> [Set exercise] Transcribe the lines from the line containing "l1-marker — [958, 384, 992, 418]" up to and including the line containing "legend-observers-swatch — [881, 90, 915, 124]", reproducing each one without alteration.

(Stored dataset items)
__________

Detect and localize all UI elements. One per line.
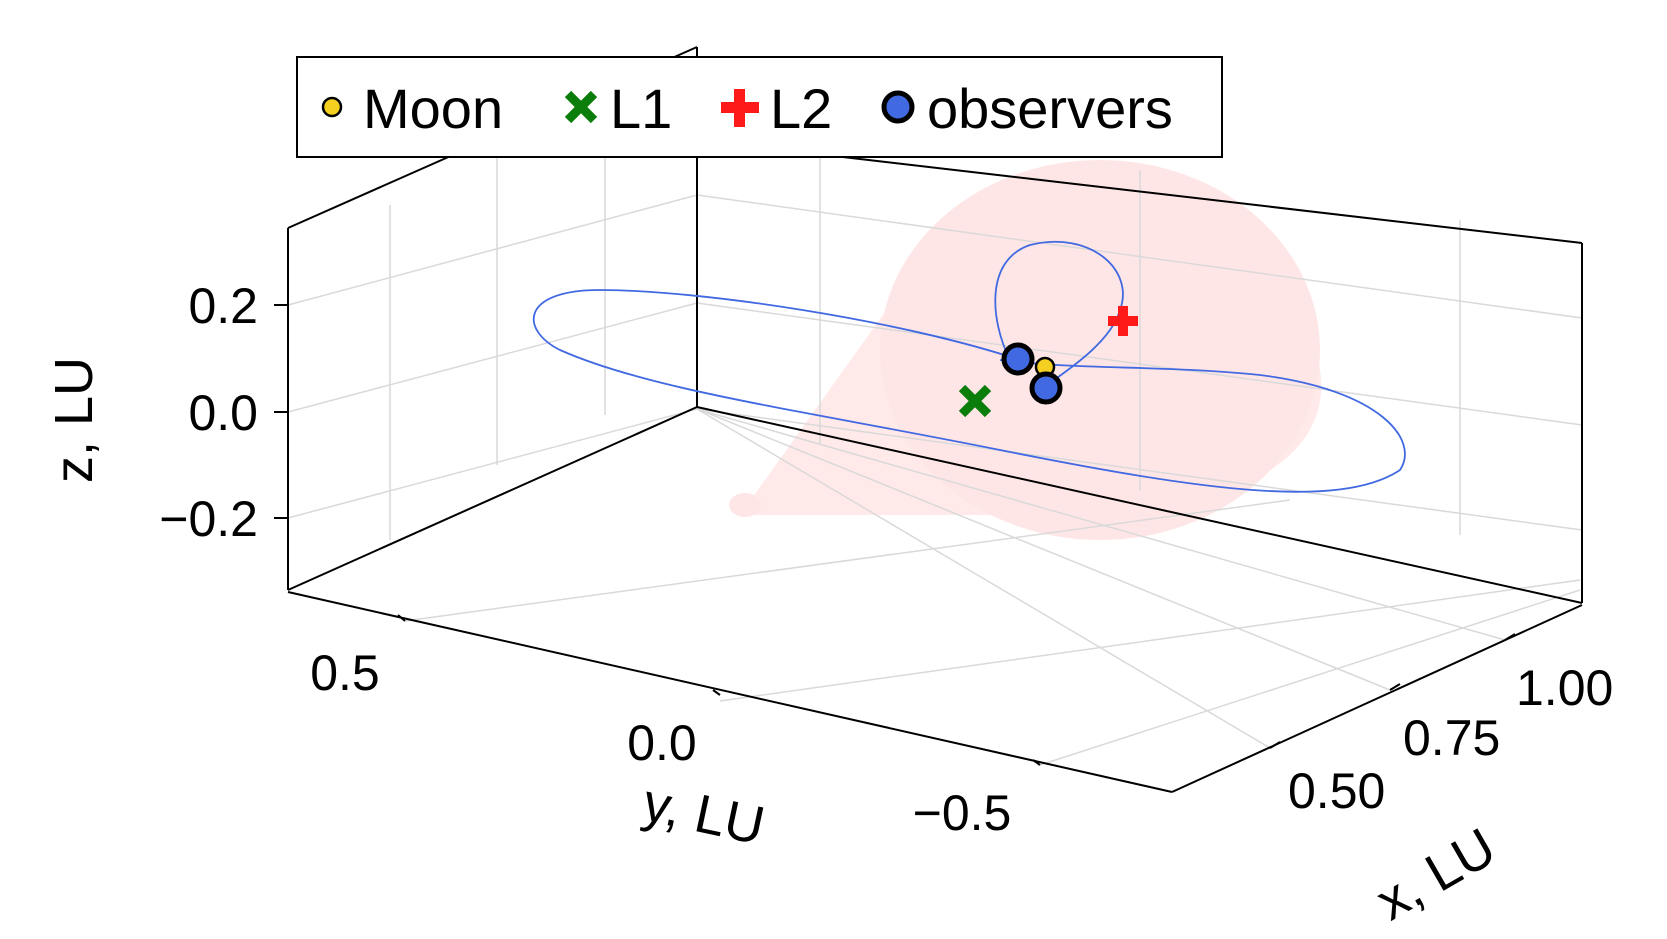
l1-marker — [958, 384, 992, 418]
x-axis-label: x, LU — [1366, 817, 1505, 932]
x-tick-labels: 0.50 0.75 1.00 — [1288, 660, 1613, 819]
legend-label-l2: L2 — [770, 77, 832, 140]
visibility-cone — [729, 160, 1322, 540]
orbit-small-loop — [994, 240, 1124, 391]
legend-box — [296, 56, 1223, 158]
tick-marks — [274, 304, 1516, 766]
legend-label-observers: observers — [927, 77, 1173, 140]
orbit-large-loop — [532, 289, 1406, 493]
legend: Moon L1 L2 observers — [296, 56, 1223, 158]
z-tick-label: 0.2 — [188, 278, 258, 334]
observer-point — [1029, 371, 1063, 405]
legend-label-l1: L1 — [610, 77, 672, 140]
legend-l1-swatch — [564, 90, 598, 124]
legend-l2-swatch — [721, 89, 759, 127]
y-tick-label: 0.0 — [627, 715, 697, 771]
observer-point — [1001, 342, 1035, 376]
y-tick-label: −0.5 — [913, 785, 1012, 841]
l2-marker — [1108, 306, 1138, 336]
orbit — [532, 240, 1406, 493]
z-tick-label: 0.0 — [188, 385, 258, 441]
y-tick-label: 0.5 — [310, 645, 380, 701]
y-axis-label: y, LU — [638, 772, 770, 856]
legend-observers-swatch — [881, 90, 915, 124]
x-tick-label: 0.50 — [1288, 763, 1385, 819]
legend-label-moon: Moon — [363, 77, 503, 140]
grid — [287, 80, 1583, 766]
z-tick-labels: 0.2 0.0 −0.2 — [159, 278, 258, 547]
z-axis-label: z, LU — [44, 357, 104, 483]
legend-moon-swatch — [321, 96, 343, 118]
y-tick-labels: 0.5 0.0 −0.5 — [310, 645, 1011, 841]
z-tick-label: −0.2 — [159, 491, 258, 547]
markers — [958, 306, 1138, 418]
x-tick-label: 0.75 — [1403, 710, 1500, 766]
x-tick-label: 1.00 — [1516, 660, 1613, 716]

__________

> [Correct output]
l1-marker — [958, 384, 992, 418]
x-axis-label: x, LU — [1366, 817, 1505, 932]
x-tick-labels: 0.50 0.75 1.00 — [1288, 660, 1613, 819]
legend-label-l2: L2 — [770, 77, 832, 140]
visibility-cone — [729, 160, 1322, 540]
orbit-small-loop — [994, 240, 1124, 391]
legend-box — [296, 56, 1223, 158]
tick-marks — [274, 304, 1516, 766]
legend-label-observers: observers — [927, 77, 1173, 140]
orbit-large-loop — [532, 289, 1406, 493]
legend: Moon L1 L2 observers — [296, 56, 1223, 158]
z-tick-label: 0.2 — [188, 278, 258, 334]
observer-point — [1029, 371, 1063, 405]
legend-label-l1: L1 — [610, 77, 672, 140]
legend-l1-swatch — [564, 90, 598, 124]
legend-l2-swatch — [721, 89, 759, 127]
y-tick-label: 0.0 — [627, 715, 697, 771]
observer-point — [1001, 342, 1035, 376]
y-tick-label: −0.5 — [913, 785, 1012, 841]
l2-marker — [1108, 306, 1138, 336]
orbit — [532, 240, 1406, 493]
z-tick-label: 0.0 — [188, 385, 258, 441]
y-tick-label: 0.5 — [310, 645, 380, 701]
y-axis-label: y, LU — [638, 772, 770, 856]
legend-observers-swatch — [881, 90, 915, 124]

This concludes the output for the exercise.